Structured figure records
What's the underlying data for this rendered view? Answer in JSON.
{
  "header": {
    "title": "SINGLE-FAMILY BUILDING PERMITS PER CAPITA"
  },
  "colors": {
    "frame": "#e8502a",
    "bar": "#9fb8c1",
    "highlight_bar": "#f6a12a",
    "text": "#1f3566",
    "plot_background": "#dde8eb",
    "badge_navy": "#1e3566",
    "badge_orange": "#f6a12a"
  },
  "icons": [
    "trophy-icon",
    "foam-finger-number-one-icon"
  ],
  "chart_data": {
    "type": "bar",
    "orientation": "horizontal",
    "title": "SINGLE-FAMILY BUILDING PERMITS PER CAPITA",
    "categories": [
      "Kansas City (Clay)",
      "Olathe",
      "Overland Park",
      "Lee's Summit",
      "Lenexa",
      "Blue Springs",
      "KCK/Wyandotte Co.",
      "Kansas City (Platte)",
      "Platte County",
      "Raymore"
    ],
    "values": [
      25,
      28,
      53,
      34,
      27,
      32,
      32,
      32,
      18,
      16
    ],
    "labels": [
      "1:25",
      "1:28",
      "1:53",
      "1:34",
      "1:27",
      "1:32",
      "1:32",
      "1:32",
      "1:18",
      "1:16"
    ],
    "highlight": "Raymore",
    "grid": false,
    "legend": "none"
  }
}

What you need to do: Extract all of the data shown above and repeat it verbatim.

Solution below:
What's the underlying data for this rendered view? Answer in JSON.
{
  "header": {
    "title": "SINGLE-FAMILY BUILDING PERMITS PER CAPITA"
  },
  "colors": {
    "frame": "#e8502a",
    "bar": "#9fb8c1",
    "highlight_bar": "#f6a12a",
    "text": "#1f3566",
    "plot_background": "#dde8eb",
    "badge_navy": "#1e3566",
    "badge_orange": "#f6a12a"
  },
  "icons": [
    "trophy-icon",
    "foam-finger-number-one-icon"
  ],
  "chart_data": {
    "type": "bar",
    "orientation": "horizontal",
    "title": "SINGLE-FAMILY BUILDING PERMITS PER CAPITA",
    "categories": [
      "Kansas City (Clay)",
      "Olathe",
      "Overland Park",
      "Lee's Summit",
      "Lenexa",
      "Blue Springs",
      "KCK/Wyandotte Co.",
      "Kansas City (Platte)",
      "Platte County",
      "Raymore"
    ],
    "values": [
      25,
      28,
      53,
      34,
      27,
      32,
      32,
      32,
      18,
      16
    ],
    "labels": [
      "1:25",
      "1:28",
      "1:53",
      "1:34",
      "1:27",
      "1:32",
      "1:32",
      "1:32",
      "1:18",
      "1:16"
    ],
    "highlight": "Raymore",
    "grid": false,
    "legend": "none"
  }
}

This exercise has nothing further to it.